# [Problem details]
Copy out the items below with each "data-point-removal" replaced by "data-point-percent-removal", changing nothing else.

Element-and-box listings
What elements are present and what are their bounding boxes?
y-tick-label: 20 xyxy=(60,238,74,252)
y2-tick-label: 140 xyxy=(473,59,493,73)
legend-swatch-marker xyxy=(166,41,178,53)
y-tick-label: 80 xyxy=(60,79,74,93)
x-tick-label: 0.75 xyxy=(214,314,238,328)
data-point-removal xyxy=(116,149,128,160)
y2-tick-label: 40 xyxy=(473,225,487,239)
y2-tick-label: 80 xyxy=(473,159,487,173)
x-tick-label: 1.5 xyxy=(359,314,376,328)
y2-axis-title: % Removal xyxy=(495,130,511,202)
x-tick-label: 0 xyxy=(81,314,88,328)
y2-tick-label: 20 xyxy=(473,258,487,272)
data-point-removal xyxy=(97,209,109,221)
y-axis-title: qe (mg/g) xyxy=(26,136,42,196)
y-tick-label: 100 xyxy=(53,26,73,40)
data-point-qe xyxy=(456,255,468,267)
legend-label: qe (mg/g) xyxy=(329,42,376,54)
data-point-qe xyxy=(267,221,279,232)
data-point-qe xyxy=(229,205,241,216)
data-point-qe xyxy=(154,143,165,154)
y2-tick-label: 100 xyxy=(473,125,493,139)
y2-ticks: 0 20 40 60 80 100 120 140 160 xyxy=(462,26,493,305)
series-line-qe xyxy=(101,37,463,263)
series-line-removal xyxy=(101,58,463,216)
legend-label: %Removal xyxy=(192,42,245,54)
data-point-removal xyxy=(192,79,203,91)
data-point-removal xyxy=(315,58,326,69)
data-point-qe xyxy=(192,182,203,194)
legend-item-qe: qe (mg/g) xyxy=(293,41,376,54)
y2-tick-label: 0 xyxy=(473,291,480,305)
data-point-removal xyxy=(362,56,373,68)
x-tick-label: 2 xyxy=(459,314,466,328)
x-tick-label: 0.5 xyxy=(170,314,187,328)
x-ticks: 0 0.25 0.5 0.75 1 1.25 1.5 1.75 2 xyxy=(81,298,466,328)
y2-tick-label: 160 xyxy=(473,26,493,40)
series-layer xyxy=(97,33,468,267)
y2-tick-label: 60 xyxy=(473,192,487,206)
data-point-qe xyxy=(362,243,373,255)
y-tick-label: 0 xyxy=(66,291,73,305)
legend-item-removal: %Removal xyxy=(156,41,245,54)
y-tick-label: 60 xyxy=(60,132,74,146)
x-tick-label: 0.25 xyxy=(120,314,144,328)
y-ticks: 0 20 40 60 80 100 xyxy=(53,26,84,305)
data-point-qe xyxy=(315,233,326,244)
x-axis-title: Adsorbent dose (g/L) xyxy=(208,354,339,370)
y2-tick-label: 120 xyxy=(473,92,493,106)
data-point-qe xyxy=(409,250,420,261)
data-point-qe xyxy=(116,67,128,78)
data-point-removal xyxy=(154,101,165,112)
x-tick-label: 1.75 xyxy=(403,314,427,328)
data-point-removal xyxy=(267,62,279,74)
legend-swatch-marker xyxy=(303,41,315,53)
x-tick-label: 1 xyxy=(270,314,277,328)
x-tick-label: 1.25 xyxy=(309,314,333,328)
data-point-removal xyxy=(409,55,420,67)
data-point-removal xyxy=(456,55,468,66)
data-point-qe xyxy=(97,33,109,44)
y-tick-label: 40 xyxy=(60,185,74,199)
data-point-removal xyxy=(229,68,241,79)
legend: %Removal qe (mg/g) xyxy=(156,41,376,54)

# [Exercise answer]
What elements are present and what are their bounding boxes?
y-tick-label: 20 xyxy=(60,238,74,252)
y2-tick-label: 140 xyxy=(473,59,493,73)
legend-swatch-marker xyxy=(166,41,178,53)
y-tick-label: 80 xyxy=(60,79,74,93)
x-tick-label: 0.75 xyxy=(214,314,238,328)
data-point-percent-removal xyxy=(116,149,128,160)
y2-tick-label: 40 xyxy=(473,225,487,239)
y2-tick-label: 80 xyxy=(473,159,487,173)
x-tick-label: 1.5 xyxy=(359,314,376,328)
y2-axis-title: % Removal xyxy=(495,130,511,202)
x-tick-label: 0 xyxy=(81,314,88,328)
y2-tick-label: 20 xyxy=(473,258,487,272)
data-point-percent-removal xyxy=(97,209,109,221)
y-axis-title: qe (mg/g) xyxy=(26,136,42,196)
y-tick-label: 100 xyxy=(53,26,73,40)
data-point-qe xyxy=(456,255,468,267)
legend-label: qe (mg/g) xyxy=(329,42,376,54)
data-point-qe xyxy=(267,221,279,232)
data-point-qe xyxy=(229,205,241,216)
data-point-qe xyxy=(154,143,165,154)
y2-tick-label: 100 xyxy=(473,125,493,139)
y2-ticks: 0 20 40 60 80 100 120 140 160 xyxy=(462,26,493,305)
series-line-qe xyxy=(101,37,463,263)
series-line-removal xyxy=(101,58,463,216)
legend-label: %Removal xyxy=(192,42,245,54)
data-point-percent-removal xyxy=(192,79,203,91)
data-point-percent-removal xyxy=(315,58,326,69)
data-point-qe xyxy=(192,182,203,194)
legend-item-qe: qe (mg/g) xyxy=(293,41,376,54)
y2-tick-label: 0 xyxy=(473,291,480,305)
data-point-percent-removal xyxy=(362,56,373,68)
x-tick-label: 2 xyxy=(459,314,466,328)
x-tick-label: 0.5 xyxy=(170,314,187,328)
x-ticks: 0 0.25 0.5 0.75 1 1.25 1.5 1.75 2 xyxy=(81,298,466,328)
y2-tick-label: 160 xyxy=(473,26,493,40)
series-layer xyxy=(97,33,468,267)
y2-tick-label: 60 xyxy=(473,192,487,206)
data-point-qe xyxy=(362,243,373,255)
y-tick-label: 0 xyxy=(66,291,73,305)
legend-item-removal: %Removal xyxy=(156,41,245,54)
y-tick-label: 60 xyxy=(60,132,74,146)
x-tick-label: 0.25 xyxy=(120,314,144,328)
y-ticks: 0 20 40 60 80 100 xyxy=(53,26,84,305)
data-point-qe xyxy=(315,233,326,244)
x-axis-title: Adsorbent dose (g/L) xyxy=(208,354,339,370)
y2-tick-label: 120 xyxy=(473,92,493,106)
data-point-qe xyxy=(409,250,420,261)
data-point-qe xyxy=(116,67,128,78)
data-point-percent-removal xyxy=(154,101,165,112)
x-tick-label: 1.75 xyxy=(403,314,427,328)
data-point-percent-removal xyxy=(267,62,279,74)
legend-swatch-marker xyxy=(303,41,315,53)
x-tick-label: 1 xyxy=(270,314,277,328)
x-tick-label: 1.25 xyxy=(309,314,333,328)
data-point-percent-removal xyxy=(409,55,420,67)
data-point-percent-removal xyxy=(456,55,468,66)
data-point-qe xyxy=(97,33,109,44)
y-tick-label: 40 xyxy=(60,185,74,199)
data-point-percent-removal xyxy=(229,68,241,79)
legend: %Removal qe (mg/g) xyxy=(156,41,376,54)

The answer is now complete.